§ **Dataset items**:
━━━━━━━━━━━━━━━━

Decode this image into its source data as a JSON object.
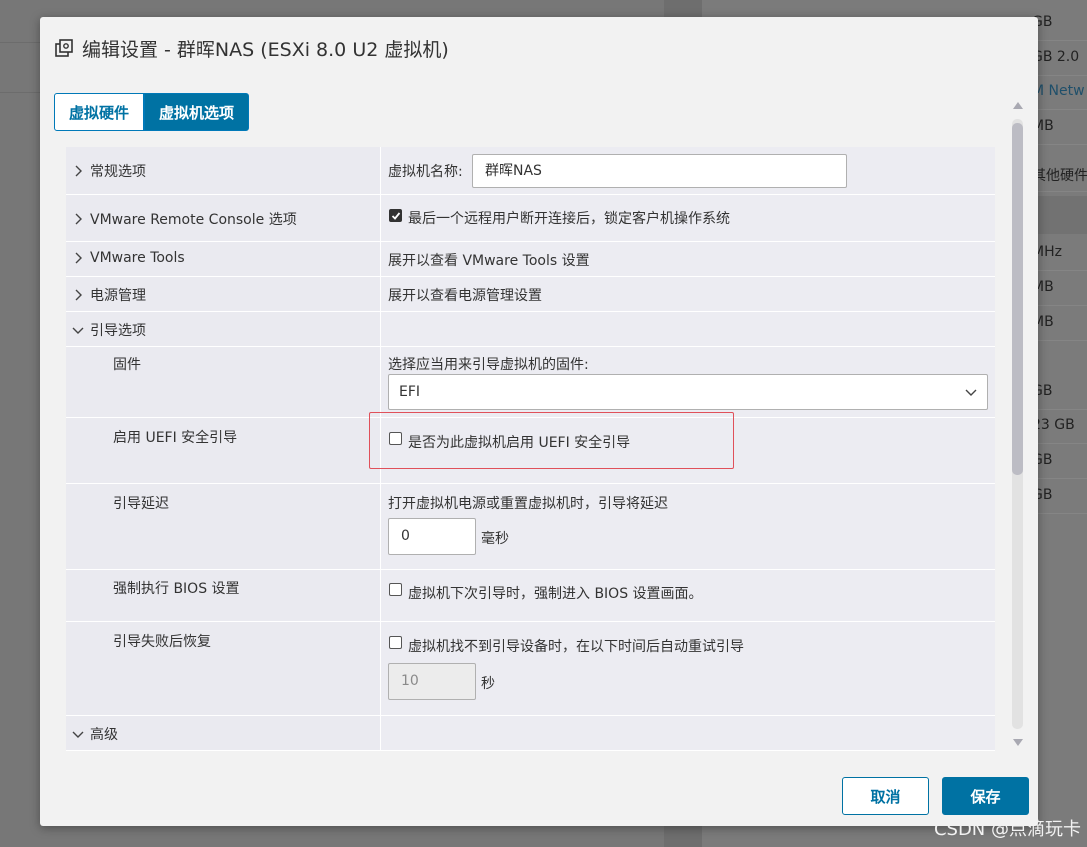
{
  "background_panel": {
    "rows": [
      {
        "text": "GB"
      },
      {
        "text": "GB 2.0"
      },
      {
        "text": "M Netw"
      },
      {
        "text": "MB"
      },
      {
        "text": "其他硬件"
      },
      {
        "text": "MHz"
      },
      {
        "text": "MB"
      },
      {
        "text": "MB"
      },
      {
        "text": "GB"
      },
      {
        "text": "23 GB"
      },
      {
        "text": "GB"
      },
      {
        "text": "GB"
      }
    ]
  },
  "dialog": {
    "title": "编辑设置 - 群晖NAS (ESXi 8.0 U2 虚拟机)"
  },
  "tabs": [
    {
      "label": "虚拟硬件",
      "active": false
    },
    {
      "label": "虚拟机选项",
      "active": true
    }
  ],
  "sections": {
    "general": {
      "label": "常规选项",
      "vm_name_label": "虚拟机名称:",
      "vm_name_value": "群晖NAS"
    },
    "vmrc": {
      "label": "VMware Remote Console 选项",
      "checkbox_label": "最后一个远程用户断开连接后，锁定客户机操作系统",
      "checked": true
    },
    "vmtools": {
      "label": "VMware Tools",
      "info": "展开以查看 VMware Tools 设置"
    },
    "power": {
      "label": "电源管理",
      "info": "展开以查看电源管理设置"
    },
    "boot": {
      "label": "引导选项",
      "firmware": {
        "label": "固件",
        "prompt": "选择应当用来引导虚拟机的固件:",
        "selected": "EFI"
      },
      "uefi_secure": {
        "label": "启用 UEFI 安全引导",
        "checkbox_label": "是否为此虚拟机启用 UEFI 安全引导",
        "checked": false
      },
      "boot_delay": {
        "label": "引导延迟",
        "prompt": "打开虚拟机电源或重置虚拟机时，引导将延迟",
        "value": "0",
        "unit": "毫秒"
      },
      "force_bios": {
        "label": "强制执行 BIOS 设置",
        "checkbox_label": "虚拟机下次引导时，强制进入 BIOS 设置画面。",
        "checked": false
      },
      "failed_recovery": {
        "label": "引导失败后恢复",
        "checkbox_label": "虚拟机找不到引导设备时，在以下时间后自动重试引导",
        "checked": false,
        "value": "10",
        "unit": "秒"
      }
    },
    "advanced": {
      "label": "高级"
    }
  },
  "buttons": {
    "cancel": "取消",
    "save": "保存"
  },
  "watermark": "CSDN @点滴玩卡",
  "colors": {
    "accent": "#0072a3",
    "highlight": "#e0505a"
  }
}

━━━━━━━━━━━━━━━━

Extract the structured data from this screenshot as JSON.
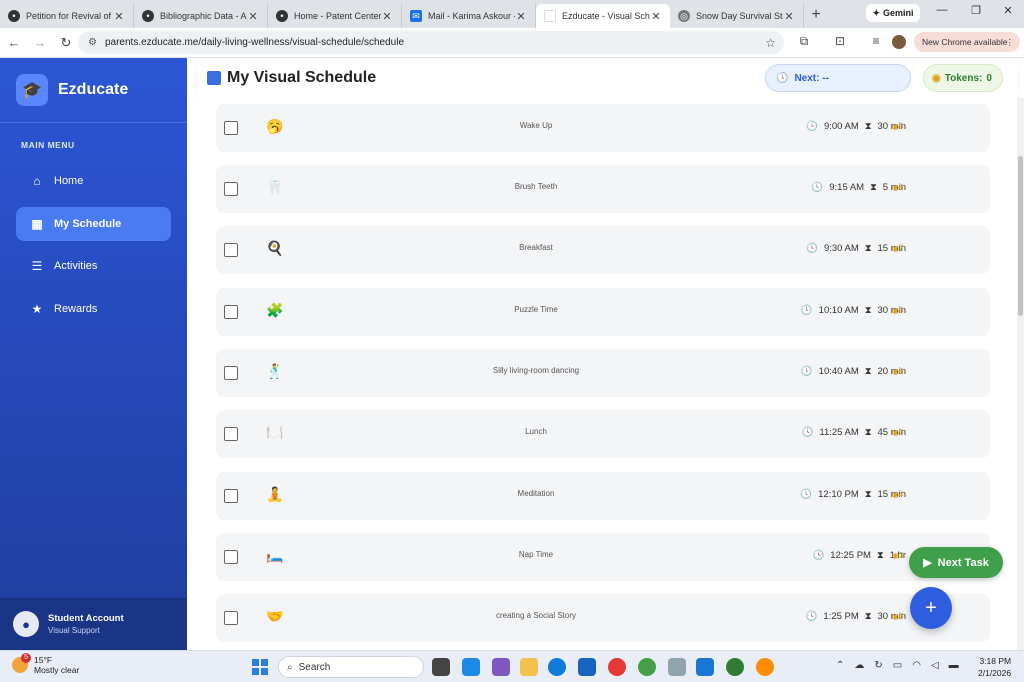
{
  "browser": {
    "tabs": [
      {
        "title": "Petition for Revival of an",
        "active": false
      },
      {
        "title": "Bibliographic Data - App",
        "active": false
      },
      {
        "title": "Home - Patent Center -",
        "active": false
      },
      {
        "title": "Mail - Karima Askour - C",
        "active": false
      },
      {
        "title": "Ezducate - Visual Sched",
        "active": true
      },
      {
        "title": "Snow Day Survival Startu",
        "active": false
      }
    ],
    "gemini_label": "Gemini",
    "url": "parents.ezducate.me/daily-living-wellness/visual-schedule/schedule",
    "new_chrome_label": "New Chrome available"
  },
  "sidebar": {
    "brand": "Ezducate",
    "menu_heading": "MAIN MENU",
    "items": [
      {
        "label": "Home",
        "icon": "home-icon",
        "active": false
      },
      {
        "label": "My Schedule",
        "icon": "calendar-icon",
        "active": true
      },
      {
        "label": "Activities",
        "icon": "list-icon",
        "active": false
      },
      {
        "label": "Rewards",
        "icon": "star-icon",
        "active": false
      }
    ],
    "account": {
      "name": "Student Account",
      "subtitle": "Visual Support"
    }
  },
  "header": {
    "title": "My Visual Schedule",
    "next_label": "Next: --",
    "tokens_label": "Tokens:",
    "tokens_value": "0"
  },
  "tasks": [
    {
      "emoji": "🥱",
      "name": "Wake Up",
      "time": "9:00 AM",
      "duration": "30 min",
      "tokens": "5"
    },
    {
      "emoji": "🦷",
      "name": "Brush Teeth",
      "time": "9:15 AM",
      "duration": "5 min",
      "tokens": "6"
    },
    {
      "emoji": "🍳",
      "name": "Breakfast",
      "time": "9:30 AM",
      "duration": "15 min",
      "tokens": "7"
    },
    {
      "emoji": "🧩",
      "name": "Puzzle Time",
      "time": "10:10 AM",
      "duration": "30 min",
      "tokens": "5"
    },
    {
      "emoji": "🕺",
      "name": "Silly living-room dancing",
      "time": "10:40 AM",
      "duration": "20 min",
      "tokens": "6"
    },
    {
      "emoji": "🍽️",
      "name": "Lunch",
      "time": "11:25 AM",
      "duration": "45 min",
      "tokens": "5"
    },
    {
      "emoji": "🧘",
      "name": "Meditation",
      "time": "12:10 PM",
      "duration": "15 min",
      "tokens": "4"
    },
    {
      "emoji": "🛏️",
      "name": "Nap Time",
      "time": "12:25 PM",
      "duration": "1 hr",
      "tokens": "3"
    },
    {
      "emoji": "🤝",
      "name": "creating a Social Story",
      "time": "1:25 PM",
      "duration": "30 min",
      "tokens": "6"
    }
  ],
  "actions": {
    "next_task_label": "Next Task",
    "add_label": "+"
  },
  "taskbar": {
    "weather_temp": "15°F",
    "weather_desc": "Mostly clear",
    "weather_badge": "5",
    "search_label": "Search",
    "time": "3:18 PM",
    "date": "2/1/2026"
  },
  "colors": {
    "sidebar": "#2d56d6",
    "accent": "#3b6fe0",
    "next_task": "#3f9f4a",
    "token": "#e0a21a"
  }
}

━━━━━━━━━━━━━━━━

§ **Task prompt**: Copy each line of the records containing the string "true".

§ **Right answer**:
      "active": true
      "checked": true
        "active": true
        "active": true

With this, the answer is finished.